** START Data to process **

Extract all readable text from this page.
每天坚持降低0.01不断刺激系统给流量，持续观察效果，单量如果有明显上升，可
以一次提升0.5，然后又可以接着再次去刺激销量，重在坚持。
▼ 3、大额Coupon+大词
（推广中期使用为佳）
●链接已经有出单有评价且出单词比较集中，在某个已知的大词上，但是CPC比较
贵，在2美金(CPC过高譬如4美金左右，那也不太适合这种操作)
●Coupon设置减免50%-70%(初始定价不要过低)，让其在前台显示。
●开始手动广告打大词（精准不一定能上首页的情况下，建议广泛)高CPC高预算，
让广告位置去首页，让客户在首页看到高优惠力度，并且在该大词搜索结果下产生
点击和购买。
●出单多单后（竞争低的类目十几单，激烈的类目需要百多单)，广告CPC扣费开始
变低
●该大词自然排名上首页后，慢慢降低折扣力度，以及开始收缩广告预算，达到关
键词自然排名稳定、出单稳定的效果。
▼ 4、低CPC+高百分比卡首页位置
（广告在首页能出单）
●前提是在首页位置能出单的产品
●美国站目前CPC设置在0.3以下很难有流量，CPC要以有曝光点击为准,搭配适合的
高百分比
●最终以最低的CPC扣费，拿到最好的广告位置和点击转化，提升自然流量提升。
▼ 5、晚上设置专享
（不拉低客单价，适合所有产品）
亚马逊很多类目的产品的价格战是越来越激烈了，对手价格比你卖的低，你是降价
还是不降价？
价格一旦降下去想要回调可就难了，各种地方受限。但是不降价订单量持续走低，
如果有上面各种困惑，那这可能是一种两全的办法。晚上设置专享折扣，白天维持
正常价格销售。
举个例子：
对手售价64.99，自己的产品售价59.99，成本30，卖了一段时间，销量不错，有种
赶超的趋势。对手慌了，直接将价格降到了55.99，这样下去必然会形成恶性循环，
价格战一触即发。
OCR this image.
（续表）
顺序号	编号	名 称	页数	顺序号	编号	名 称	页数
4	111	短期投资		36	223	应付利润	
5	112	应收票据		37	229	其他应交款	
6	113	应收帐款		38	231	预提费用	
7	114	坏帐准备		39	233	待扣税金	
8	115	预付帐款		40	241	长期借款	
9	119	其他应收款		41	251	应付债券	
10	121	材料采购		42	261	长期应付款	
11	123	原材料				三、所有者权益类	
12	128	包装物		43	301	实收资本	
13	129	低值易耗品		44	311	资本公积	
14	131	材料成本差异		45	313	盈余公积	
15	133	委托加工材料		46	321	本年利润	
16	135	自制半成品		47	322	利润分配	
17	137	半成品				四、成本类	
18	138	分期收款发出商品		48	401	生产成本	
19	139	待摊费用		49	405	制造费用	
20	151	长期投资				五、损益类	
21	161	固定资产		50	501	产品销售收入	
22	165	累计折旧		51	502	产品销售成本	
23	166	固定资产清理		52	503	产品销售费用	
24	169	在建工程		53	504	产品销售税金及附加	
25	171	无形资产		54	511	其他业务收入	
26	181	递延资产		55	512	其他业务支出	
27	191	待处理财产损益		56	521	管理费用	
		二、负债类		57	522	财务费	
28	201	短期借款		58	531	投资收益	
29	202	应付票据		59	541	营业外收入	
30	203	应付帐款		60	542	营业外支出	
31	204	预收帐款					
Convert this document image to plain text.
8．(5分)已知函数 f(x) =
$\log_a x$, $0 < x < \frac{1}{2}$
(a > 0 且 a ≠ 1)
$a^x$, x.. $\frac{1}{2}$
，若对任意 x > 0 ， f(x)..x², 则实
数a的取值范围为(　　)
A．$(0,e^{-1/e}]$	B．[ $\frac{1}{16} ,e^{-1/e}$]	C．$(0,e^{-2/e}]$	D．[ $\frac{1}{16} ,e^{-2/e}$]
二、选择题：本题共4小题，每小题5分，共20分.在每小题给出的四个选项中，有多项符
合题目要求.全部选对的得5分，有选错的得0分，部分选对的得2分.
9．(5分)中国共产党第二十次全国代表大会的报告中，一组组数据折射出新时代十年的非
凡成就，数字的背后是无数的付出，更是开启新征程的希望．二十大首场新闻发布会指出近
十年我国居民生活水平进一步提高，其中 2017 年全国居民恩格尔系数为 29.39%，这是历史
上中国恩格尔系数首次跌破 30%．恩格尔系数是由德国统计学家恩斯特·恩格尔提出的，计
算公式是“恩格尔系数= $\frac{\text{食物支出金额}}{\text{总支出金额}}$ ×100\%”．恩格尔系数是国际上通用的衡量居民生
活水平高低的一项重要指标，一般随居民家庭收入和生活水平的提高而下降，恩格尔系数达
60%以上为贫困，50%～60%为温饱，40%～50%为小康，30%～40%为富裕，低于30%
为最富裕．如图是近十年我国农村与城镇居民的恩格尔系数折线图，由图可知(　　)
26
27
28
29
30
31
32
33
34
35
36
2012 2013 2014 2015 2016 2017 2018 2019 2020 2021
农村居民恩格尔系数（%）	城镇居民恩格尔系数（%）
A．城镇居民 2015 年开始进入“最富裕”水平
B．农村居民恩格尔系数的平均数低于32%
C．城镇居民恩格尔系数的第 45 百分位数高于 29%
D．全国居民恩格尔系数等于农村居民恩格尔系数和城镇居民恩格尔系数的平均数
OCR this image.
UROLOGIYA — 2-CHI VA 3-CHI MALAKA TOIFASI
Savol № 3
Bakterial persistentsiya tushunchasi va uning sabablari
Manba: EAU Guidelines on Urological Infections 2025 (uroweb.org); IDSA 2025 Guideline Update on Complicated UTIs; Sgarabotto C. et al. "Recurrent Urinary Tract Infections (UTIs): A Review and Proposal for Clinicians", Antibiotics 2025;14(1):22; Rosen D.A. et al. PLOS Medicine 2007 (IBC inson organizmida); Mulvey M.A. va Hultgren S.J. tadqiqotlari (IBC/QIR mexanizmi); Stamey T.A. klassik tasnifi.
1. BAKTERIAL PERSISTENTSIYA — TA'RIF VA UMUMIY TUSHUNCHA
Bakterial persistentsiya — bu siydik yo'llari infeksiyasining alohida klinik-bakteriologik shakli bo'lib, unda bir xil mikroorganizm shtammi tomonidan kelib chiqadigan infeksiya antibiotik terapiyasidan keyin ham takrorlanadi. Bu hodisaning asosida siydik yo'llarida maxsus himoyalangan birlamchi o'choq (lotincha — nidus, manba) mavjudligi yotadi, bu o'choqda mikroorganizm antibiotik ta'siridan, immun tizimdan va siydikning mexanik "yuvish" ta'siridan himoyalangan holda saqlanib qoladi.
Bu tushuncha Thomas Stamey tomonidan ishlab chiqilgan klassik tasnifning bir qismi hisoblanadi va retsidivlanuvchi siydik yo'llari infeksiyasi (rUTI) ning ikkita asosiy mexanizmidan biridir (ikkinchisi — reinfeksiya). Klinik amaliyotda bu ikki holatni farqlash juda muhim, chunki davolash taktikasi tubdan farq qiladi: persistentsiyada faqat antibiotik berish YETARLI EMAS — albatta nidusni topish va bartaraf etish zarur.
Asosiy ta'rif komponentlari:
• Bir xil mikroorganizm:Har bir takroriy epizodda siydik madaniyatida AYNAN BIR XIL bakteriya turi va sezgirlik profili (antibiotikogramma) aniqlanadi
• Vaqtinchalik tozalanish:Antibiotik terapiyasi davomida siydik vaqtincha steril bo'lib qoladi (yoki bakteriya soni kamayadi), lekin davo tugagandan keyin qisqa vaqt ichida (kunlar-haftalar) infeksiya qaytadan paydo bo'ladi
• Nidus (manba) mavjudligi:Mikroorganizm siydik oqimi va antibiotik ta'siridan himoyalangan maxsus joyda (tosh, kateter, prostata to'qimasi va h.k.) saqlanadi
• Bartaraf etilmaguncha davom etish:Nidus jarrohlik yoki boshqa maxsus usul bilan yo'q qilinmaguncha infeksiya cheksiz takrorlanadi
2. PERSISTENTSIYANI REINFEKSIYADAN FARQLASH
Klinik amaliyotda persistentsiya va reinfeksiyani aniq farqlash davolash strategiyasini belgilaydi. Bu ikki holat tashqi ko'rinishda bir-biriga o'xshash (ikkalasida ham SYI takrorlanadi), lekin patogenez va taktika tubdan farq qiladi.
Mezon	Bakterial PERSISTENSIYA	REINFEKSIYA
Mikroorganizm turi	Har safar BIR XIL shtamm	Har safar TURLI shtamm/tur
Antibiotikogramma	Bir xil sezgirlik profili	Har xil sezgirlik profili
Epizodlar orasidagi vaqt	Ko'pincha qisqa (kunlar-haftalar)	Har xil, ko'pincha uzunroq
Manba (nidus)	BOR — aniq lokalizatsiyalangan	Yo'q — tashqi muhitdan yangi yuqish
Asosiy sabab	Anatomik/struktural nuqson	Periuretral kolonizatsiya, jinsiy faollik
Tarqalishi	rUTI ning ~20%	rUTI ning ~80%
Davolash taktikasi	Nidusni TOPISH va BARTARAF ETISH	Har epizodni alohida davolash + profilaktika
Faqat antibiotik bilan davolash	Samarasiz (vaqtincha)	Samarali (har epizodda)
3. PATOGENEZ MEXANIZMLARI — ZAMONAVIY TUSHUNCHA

** END Data to process **

## Goal of the exercise
Look for lines containing the string "qiladi" and copy them all.

## Right answer
Bu tushuncha Thomas Stamey tomonidan ishlab chiqilgan klassik tasnifning bir qismi hisoblanadi va retsidivlanuvchi siydik yo'llari infeksiyasi (rUTI) ning ikkita asosiy mexanizmidan biridir (ikkinchisi — reinfeksiya). Klinik amaliyotda bu ikki holatni farqlash juda muhim, chunki davolash taktikasi tubdan farq qiladi: persistentsiyada faqat antibiotik berish YETARLI EMAS — albatta nidusni topish va bartaraf etish zarur.
Klinik amaliyotda persistentsiya va reinfeksiyani aniq farqlash davolash strategiyasini belgilaydi. Bu ikki holat tashqi ko'rinishda bir-biriga o'xshash (ikkalasida ham SYI takrorlanadi), lekin patogenez va taktika tubdan farq qiladi.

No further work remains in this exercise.